> **Dataset entries**:
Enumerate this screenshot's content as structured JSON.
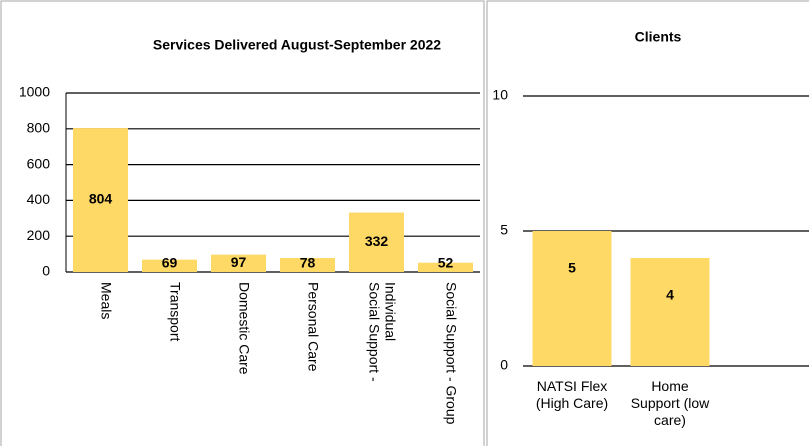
{
  "chart_data": [
    {
      "type": "bar",
      "title": "Services Delivered August-September 2022",
      "categories": [
        "Meals",
        "Transport",
        "Domestic Care",
        "Personal Care",
        "Social Support - Individual",
        "Social Support - Group"
      ],
      "values": [
        804,
        69,
        97,
        78,
        332,
        52
      ],
      "color": "#ffd966",
      "ylim": [
        0,
        1000
      ],
      "yticks": [
        0,
        200,
        400,
        600,
        800,
        1000
      ],
      "grid": true
    },
    {
      "type": "bar",
      "title": "Clients",
      "categories": [
        "NATSI Flex (High Care)",
        "Home Support (low care)"
      ],
      "values": [
        5,
        4
      ],
      "color": "#ffd966",
      "ylim": [
        0,
        10
      ],
      "yticks": [
        0,
        5,
        10
      ],
      "grid": true
    }
  ]
}
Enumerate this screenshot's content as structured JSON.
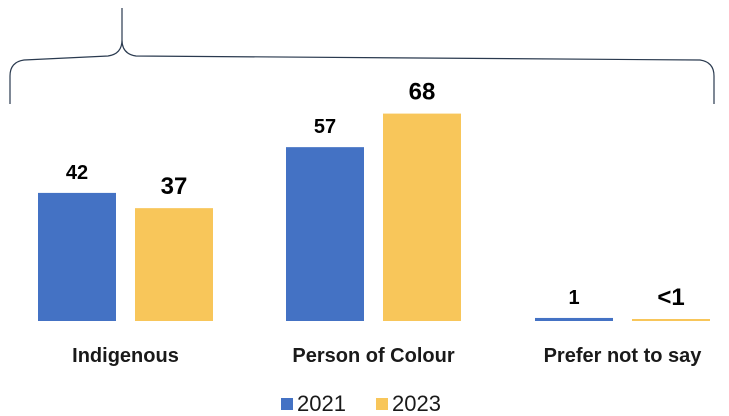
{
  "chart_data": {
    "type": "bar",
    "categories": [
      "Indigenous",
      "Person of Colour",
      "Prefer not to say"
    ],
    "series": [
      {
        "name": "2021",
        "values": [
          42,
          57,
          1
        ],
        "labels": [
          "42",
          "57",
          "1"
        ]
      },
      {
        "name": "2023",
        "values": [
          37,
          68,
          0.3
        ],
        "labels": [
          "37",
          "68",
          "<1"
        ]
      }
    ],
    "ylim": [
      0,
      80
    ],
    "legend": "bottom",
    "grid": false,
    "colors": {
      "2021": "#4472C4",
      "2023": "#F8C65A"
    }
  }
}
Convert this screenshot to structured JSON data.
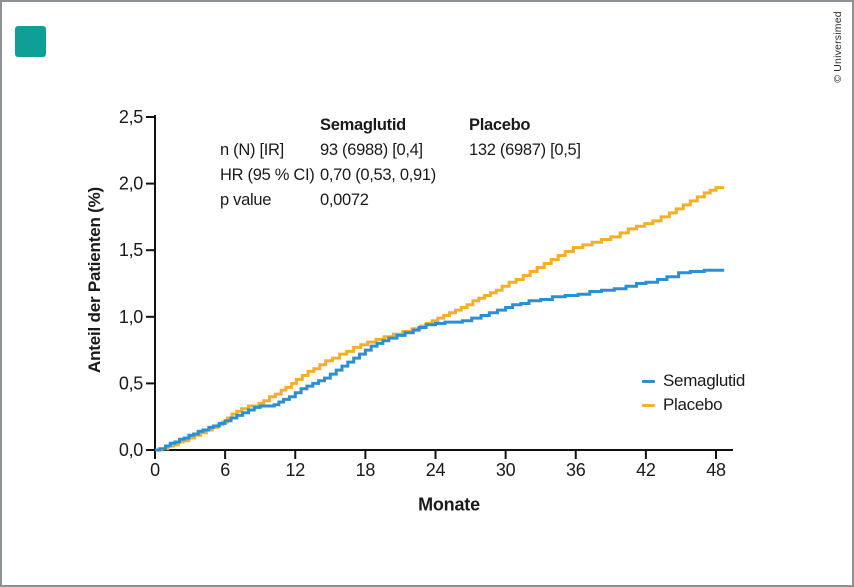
{
  "branding": {
    "logo_color": "#0f9f96",
    "copyright": "© Universimed"
  },
  "stats": {
    "header_semaglutid": "Semaglutid",
    "header_placebo": "Placebo",
    "rows": [
      {
        "label": "n (N) [IR]",
        "semaglutid": "93 (6988) [0,4]",
        "placebo": "132 (6987) [0,5]"
      },
      {
        "label": "HR (95 % CI)",
        "semaglutid": "0,70 (0,53, 0,91)",
        "placebo": ""
      },
      {
        "label": "p value",
        "semaglutid": "0,0072",
        "placebo": ""
      }
    ]
  },
  "legend": {
    "items": [
      {
        "label": "Semaglutid",
        "color": "#2e8fd0"
      },
      {
        "label": "Placebo",
        "color": "#f2b02a"
      }
    ]
  },
  "chart_data": {
    "type": "line",
    "step": true,
    "title": "",
    "xlabel": "Monate",
    "ylabel": "Anteil der Patienten (%)",
    "xlim": [
      0,
      49.5
    ],
    "ylim": [
      0,
      2.5
    ],
    "grid": false,
    "legend_position": "right-middle",
    "axis_color": "#111111",
    "text_color": "#1a1a1a",
    "x_ticks": [
      "0",
      "6",
      "12",
      "18",
      "24",
      "30",
      "36",
      "42",
      "48"
    ],
    "x_tick_values": [
      0,
      6,
      12,
      18,
      24,
      30,
      36,
      42,
      48
    ],
    "y_ticks": [
      "0,0",
      "0,5",
      "1,0",
      "1,5",
      "2,0",
      "2,5"
    ],
    "y_tick_values": [
      0,
      0.5,
      1.0,
      1.5,
      2.0,
      2.5
    ],
    "series": [
      {
        "name": "Placebo",
        "color": "#f2b02a",
        "points": [
          [
            0,
            0
          ],
          [
            0.6,
            0.01
          ],
          [
            1.1,
            0.03
          ],
          [
            1.6,
            0.04
          ],
          [
            2,
            0.06
          ],
          [
            2.4,
            0.07
          ],
          [
            2.9,
            0.09
          ],
          [
            3.4,
            0.11
          ],
          [
            3.9,
            0.13
          ],
          [
            4.4,
            0.15
          ],
          [
            4.9,
            0.17
          ],
          [
            5.4,
            0.19
          ],
          [
            5.8,
            0.21
          ],
          [
            6.2,
            0.24
          ],
          [
            6.6,
            0.27
          ],
          [
            7,
            0.29
          ],
          [
            7.4,
            0.31
          ],
          [
            8,
            0.33
          ],
          [
            8.9,
            0.35
          ],
          [
            9.3,
            0.37
          ],
          [
            9.8,
            0.4
          ],
          [
            10.3,
            0.42
          ],
          [
            10.8,
            0.45
          ],
          [
            11.2,
            0.47
          ],
          [
            11.7,
            0.5
          ],
          [
            12.1,
            0.53
          ],
          [
            12.6,
            0.56
          ],
          [
            13.1,
            0.59
          ],
          [
            13.6,
            0.61
          ],
          [
            14.1,
            0.64
          ],
          [
            14.6,
            0.67
          ],
          [
            15.2,
            0.69
          ],
          [
            15.8,
            0.72
          ],
          [
            16.4,
            0.74
          ],
          [
            17,
            0.77
          ],
          [
            17.6,
            0.79
          ],
          [
            18.2,
            0.81
          ],
          [
            18.9,
            0.83
          ],
          [
            19.6,
            0.85
          ],
          [
            20.4,
            0.87
          ],
          [
            21.2,
            0.89
          ],
          [
            22,
            0.91
          ],
          [
            22.7,
            0.93
          ],
          [
            23.2,
            0.95
          ],
          [
            23.7,
            0.97
          ],
          [
            24.2,
            0.99
          ],
          [
            24.7,
            1.01
          ],
          [
            25.2,
            1.03
          ],
          [
            25.7,
            1.05
          ],
          [
            26.2,
            1.07
          ],
          [
            26.7,
            1.09
          ],
          [
            27.2,
            1.12
          ],
          [
            27.7,
            1.14
          ],
          [
            28.2,
            1.16
          ],
          [
            28.7,
            1.18
          ],
          [
            29.2,
            1.2
          ],
          [
            29.7,
            1.23
          ],
          [
            30.3,
            1.26
          ],
          [
            30.9,
            1.28
          ],
          [
            31.5,
            1.31
          ],
          [
            32.1,
            1.34
          ],
          [
            32.7,
            1.37
          ],
          [
            33.3,
            1.4
          ],
          [
            33.9,
            1.43
          ],
          [
            34.5,
            1.46
          ],
          [
            35.1,
            1.49
          ],
          [
            35.8,
            1.52
          ],
          [
            36.6,
            1.54
          ],
          [
            37.4,
            1.56
          ],
          [
            38.2,
            1.58
          ],
          [
            39,
            1.6
          ],
          [
            39.8,
            1.63
          ],
          [
            40.5,
            1.66
          ],
          [
            41.2,
            1.68
          ],
          [
            41.9,
            1.7
          ],
          [
            42.6,
            1.72
          ],
          [
            43.3,
            1.75
          ],
          [
            44,
            1.78
          ],
          [
            44.6,
            1.81
          ],
          [
            45.2,
            1.84
          ],
          [
            45.8,
            1.87
          ],
          [
            46.4,
            1.9
          ],
          [
            47,
            1.93
          ],
          [
            47.5,
            1.95
          ],
          [
            48,
            1.97
          ],
          [
            48.7,
            1.97
          ]
        ]
      },
      {
        "name": "Semaglutid",
        "color": "#2e8fd0",
        "points": [
          [
            0,
            0
          ],
          [
            0.4,
            0.01
          ],
          [
            0.9,
            0.03
          ],
          [
            1.3,
            0.05
          ],
          [
            1.7,
            0.06
          ],
          [
            2.1,
            0.08
          ],
          [
            2.5,
            0.09
          ],
          [
            2.9,
            0.11
          ],
          [
            3.3,
            0.12
          ],
          [
            3.7,
            0.14
          ],
          [
            4.1,
            0.15
          ],
          [
            4.6,
            0.17
          ],
          [
            5,
            0.18
          ],
          [
            5.5,
            0.2
          ],
          [
            6,
            0.22
          ],
          [
            6.5,
            0.24
          ],
          [
            7,
            0.26
          ],
          [
            7.5,
            0.28
          ],
          [
            8,
            0.3
          ],
          [
            8.5,
            0.32
          ],
          [
            9,
            0.33
          ],
          [
            10.2,
            0.34
          ],
          [
            10.6,
            0.36
          ],
          [
            11,
            0.38
          ],
          [
            11.5,
            0.4
          ],
          [
            12,
            0.43
          ],
          [
            12.5,
            0.46
          ],
          [
            13,
            0.48
          ],
          [
            13.5,
            0.5
          ],
          [
            14,
            0.52
          ],
          [
            14.5,
            0.54
          ],
          [
            15,
            0.57
          ],
          [
            15.5,
            0.6
          ],
          [
            16,
            0.63
          ],
          [
            16.5,
            0.66
          ],
          [
            17,
            0.69
          ],
          [
            17.5,
            0.72
          ],
          [
            18,
            0.75
          ],
          [
            18.5,
            0.78
          ],
          [
            19,
            0.8
          ],
          [
            19.5,
            0.82
          ],
          [
            20,
            0.84
          ],
          [
            20.7,
            0.86
          ],
          [
            21.4,
            0.88
          ],
          [
            22.1,
            0.9
          ],
          [
            22.6,
            0.92
          ],
          [
            23.2,
            0.94
          ],
          [
            24,
            0.95
          ],
          [
            24.8,
            0.96
          ],
          [
            26.3,
            0.97
          ],
          [
            27.1,
            0.99
          ],
          [
            27.9,
            1.01
          ],
          [
            28.6,
            1.03
          ],
          [
            29.3,
            1.05
          ],
          [
            30,
            1.07
          ],
          [
            30.6,
            1.09
          ],
          [
            31.3,
            1.1
          ],
          [
            32,
            1.12
          ],
          [
            33,
            1.13
          ],
          [
            34,
            1.15
          ],
          [
            35.1,
            1.16
          ],
          [
            36.2,
            1.17
          ],
          [
            37.2,
            1.19
          ],
          [
            38.2,
            1.2
          ],
          [
            39.3,
            1.21
          ],
          [
            40.3,
            1.23
          ],
          [
            41.2,
            1.25
          ],
          [
            42,
            1.26
          ],
          [
            43,
            1.28
          ],
          [
            43.8,
            1.3
          ],
          [
            44.8,
            1.33
          ],
          [
            45.8,
            1.34
          ],
          [
            47,
            1.35
          ],
          [
            48.7,
            1.35
          ]
        ]
      }
    ]
  }
}
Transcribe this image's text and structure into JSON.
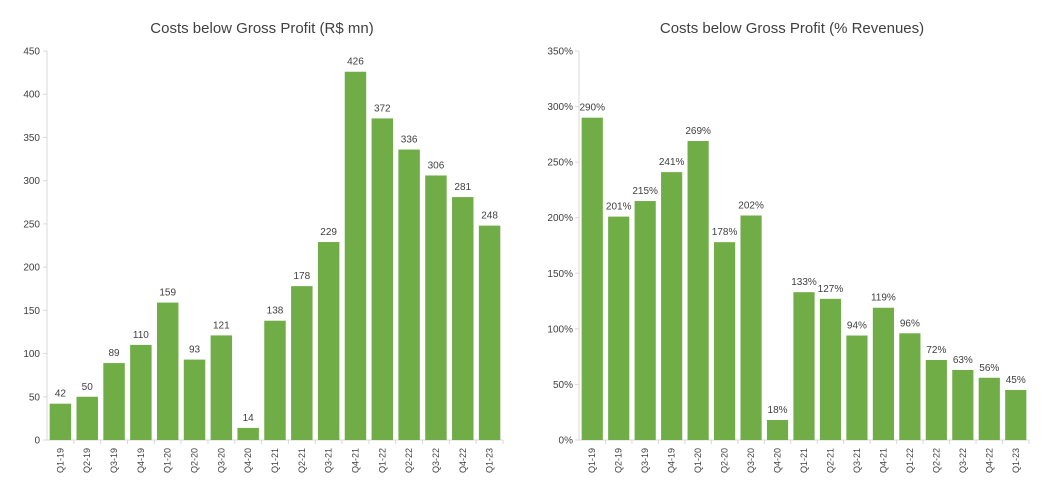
{
  "chart_data": [
    {
      "type": "bar",
      "title": "Costs below Gross Profit (R$ mn)",
      "xlabel": "",
      "ylabel": "",
      "ylim": [
        0,
        450
      ],
      "yticks": [
        0,
        50,
        100,
        150,
        200,
        250,
        300,
        350,
        400,
        450
      ],
      "ytick_labels": [
        "0",
        "50",
        "100",
        "150",
        "200",
        "250",
        "300",
        "350",
        "400",
        "450"
      ],
      "grid": false,
      "legend": "none",
      "bar_color": "#70ad47",
      "categories": [
        "Q1-19",
        "Q2-19",
        "Q3-19",
        "Q4-19",
        "Q1-20",
        "Q2-20",
        "Q3-20",
        "Q4-20",
        "Q1-21",
        "Q2-21",
        "Q3-21",
        "Q4-21",
        "Q1-22",
        "Q2-22",
        "Q3-22",
        "Q4-22",
        "Q1-23"
      ],
      "values": [
        42,
        50,
        89,
        110,
        159,
        93,
        121,
        14,
        138,
        178,
        229,
        426,
        372,
        336,
        306,
        281,
        248
      ],
      "data_labels": [
        "42",
        "50",
        "89",
        "110",
        "159",
        "93",
        "121",
        "14",
        "138",
        "178",
        "229",
        "426",
        "372",
        "336",
        "306",
        "281",
        "248"
      ]
    },
    {
      "type": "bar",
      "title": "Costs below Gross Profit (% Revenues)",
      "xlabel": "",
      "ylabel": "",
      "ylim": [
        0,
        350
      ],
      "yticks": [
        0,
        50,
        100,
        150,
        200,
        250,
        300,
        350
      ],
      "ytick_labels": [
        "0%",
        "50%",
        "100%",
        "150%",
        "200%",
        "250%",
        "300%",
        "350%"
      ],
      "grid": false,
      "legend": "none",
      "bar_color": "#70ad47",
      "categories": [
        "Q1-19",
        "Q2-19",
        "Q3-19",
        "Q4-19",
        "Q1-20",
        "Q2-20",
        "Q3-20",
        "Q4-20",
        "Q1-21",
        "Q2-21",
        "Q3-21",
        "Q4-21",
        "Q1-22",
        "Q2-22",
        "Q3-22",
        "Q4-22",
        "Q1-23"
      ],
      "values": [
        290,
        201,
        215,
        241,
        269,
        178,
        202,
        18,
        133,
        127,
        94,
        119,
        96,
        72,
        63,
        56,
        45
      ],
      "data_labels": [
        "290%",
        "201%",
        "215%",
        "241%",
        "269%",
        "178%",
        "202%",
        "18%",
        "133%",
        "127%",
        "94%",
        "119%",
        "96%",
        "72%",
        "63%",
        "56%",
        "45%"
      ]
    }
  ]
}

> **Set problem**: Take every line from the records above that has the word "Support" and copy it.

> **Response to the exercise**:
        "Social Support - Individual",
        "Social Support - Group"
        "Home Support (low care)"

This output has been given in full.